Region boundary data
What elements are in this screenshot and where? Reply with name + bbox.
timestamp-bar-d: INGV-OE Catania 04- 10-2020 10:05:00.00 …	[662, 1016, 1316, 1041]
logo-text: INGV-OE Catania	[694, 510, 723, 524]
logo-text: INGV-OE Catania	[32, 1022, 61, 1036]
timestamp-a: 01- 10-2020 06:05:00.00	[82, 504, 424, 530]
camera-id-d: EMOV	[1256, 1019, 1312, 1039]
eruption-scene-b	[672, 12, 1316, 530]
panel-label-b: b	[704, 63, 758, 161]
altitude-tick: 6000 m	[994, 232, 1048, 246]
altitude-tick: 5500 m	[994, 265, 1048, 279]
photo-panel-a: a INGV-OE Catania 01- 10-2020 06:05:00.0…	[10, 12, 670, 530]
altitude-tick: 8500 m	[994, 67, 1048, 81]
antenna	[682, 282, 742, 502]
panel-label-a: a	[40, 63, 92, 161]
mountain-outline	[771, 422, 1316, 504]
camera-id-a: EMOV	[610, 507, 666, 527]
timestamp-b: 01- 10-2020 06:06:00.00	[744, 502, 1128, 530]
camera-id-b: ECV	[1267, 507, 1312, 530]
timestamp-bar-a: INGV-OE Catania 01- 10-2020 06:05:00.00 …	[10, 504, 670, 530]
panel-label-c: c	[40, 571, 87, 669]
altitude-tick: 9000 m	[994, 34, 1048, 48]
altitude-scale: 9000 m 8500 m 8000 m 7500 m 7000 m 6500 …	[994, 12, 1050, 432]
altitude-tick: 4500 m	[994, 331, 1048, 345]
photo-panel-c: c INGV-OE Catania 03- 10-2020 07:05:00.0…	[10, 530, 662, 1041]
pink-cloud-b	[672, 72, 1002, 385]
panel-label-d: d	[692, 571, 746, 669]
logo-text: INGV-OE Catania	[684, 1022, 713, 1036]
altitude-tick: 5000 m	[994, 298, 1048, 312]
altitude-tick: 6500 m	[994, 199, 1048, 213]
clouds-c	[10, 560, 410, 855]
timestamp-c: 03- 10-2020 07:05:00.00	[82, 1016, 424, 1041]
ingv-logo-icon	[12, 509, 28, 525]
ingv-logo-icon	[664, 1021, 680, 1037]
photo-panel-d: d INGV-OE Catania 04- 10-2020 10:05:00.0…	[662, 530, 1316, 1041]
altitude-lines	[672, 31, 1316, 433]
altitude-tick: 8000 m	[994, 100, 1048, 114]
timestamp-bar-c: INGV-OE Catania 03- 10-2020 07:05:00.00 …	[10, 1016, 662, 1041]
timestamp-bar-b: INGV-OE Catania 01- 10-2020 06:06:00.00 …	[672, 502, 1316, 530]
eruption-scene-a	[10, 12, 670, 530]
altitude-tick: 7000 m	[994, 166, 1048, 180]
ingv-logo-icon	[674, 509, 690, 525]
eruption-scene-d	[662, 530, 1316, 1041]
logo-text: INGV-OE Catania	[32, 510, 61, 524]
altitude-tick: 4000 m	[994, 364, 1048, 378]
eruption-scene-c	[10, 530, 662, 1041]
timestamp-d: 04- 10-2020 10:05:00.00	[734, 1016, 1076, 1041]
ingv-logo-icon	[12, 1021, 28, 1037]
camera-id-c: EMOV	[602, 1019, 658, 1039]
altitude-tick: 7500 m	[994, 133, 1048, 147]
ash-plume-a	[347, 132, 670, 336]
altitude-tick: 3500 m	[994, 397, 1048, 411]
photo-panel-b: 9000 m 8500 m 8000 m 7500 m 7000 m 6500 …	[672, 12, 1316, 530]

What to work on: Arrange every line of the items above as a Markdown table with the columns Row and Item line, numbering the rows in order and leaving out any blank lines.

Response below:
| Row | Item line |
|---|---|
| 1 | What elements are in this screenshot and where? Reply with name + bbox. |
| 2 | timestamp-bar-d: INGV-OE Catania 04- 10-2020 10:05:00.00 …	[662, 1016, 1316, 1041] |
| 3 | logo-text: INGV-OE Catania	[694, 510, 723, 524] |
| 4 | logo-text: INGV-OE Catania	[32, 1022, 61, 1036] |
| 5 | timestamp-a: 01- 10-2020 06:05:00.00	[82, 504, 424, 530] |
| 6 | camera-id-d: EMOV	[1256, 1019, 1312, 1039] |
| 7 | eruption-scene-b	[672, 12, 1316, 530] |
| 8 | panel-label-b: b	[704, 63, 758, 161] |
| 9 | altitude-tick: 6000 m	[994, 232, 1048, 246] |
| 10 | altitude-tick: 5500 m	[994, 265, 1048, 279] |
| 11 | photo-panel-a: a INGV-OE Catania 01- 10-2020 06:05:00.0…	[10, 12, 670, 530] |
| 12 | altitude-tick: 8500 m	[994, 67, 1048, 81] |
| 13 | antenna	[682, 282, 742, 502] |
| 14 | panel-label-a: a	[40, 63, 92, 161] |
| 15 | mountain-outline	[771, 422, 1316, 504] |
| 16 | camera-id-a: EMOV	[610, 507, 666, 527] |
| 17 | timestamp-b: 01- 10-2020 06:06:00.00	[744, 502, 1128, 530] |
| 18 | camera-id-b: ECV	[1267, 507, 1312, 530] |
| 19 | timestamp-bar-a: INGV-OE Catania 01- 10-2020 06:05:00.00 …	[10, 504, 670, 530] |
| 20 | panel-label-c: c	[40, 571, 87, 669] |
| 21 | altitude-tick: 9000 m	[994, 34, 1048, 48] |
| 22 | altitude-scale: 9000 m 8500 m 8000 m 7500 m 7000 m 6500 …	[994, 12, 1050, 432] |
| 23 | altitude-tick: 4500 m	[994, 331, 1048, 345] |
| 24 | photo-panel-c: c INGV-OE Catania 03- 10-2020 07:05:00.0…	[10, 530, 662, 1041] |
| 25 | pink-cloud-b	[672, 72, 1002, 385] |
| 26 | panel-label-d: d	[692, 571, 746, 669] |
| 27 | logo-text: INGV-OE Catania	[684, 1022, 713, 1036] |
| 28 | altitude-tick: 5000 m	[994, 298, 1048, 312] |
| 29 | altitude-tick: 6500 m	[994, 199, 1048, 213] |
| 30 | clouds-c	[10, 560, 410, 855] |
| 31 | timestamp-c: 03- 10-2020 07:05:00.00	[82, 1016, 424, 1041] |
| 32 | ingv-logo-icon	[12, 509, 28, 525] |
| 33 | ingv-logo-icon	[664, 1021, 680, 1037] |
| 34 | photo-panel-d: d INGV-OE Catania 04- 10-2020 10:05:00.0…	[662, 530, 1316, 1041] |
| 35 | altitude-lines	[672, 31, 1316, 433] |
| 36 | altitude-tick: 8000 m	[994, 100, 1048, 114] |
| 37 | timestamp-bar-c: INGV-OE Catania 03- 10-2020 07:05:00.00 …	[10, 1016, 662, 1041] |
| 38 | timestamp-bar-b: INGV-OE Catania 01- 10-2020 06:06:00.00 …	[672, 502, 1316, 530] |
| 39 | eruption-scene-a	[10, 12, 670, 530] |
| 40 | altitude-tick: 7000 m	[994, 166, 1048, 180] |
| 41 | ingv-logo-icon	[674, 509, 690, 525] |
| 42 | eruption-scene-d	[662, 530, 1316, 1041] |
| 43 | logo-text: INGV-OE Catania	[32, 510, 61, 524] |
| 44 | altitude-tick: 4000 m	[994, 364, 1048, 378] |
| 45 | eruption-scene-c	[10, 530, 662, 1041] |
| 46 | timestamp-d: 04- 10-2020 10:05:00.00	[734, 1016, 1076, 1041] |
| 47 | ingv-logo-icon	[12, 1021, 28, 1037] |
| 48 | camera-id-c: EMOV	[602, 1019, 658, 1039] |
| 49 | altitude-tick: 7500 m	[994, 133, 1048, 147] |
| 50 | ash-plume-a	[347, 132, 670, 336] |
| 51 | altitude-tick: 3500 m	[994, 397, 1048, 411] |
| 52 | photo-panel-b: 9000 m 8500 m 8000 m 7500 m 7000 m 6500 …	[672, 12, 1316, 530] |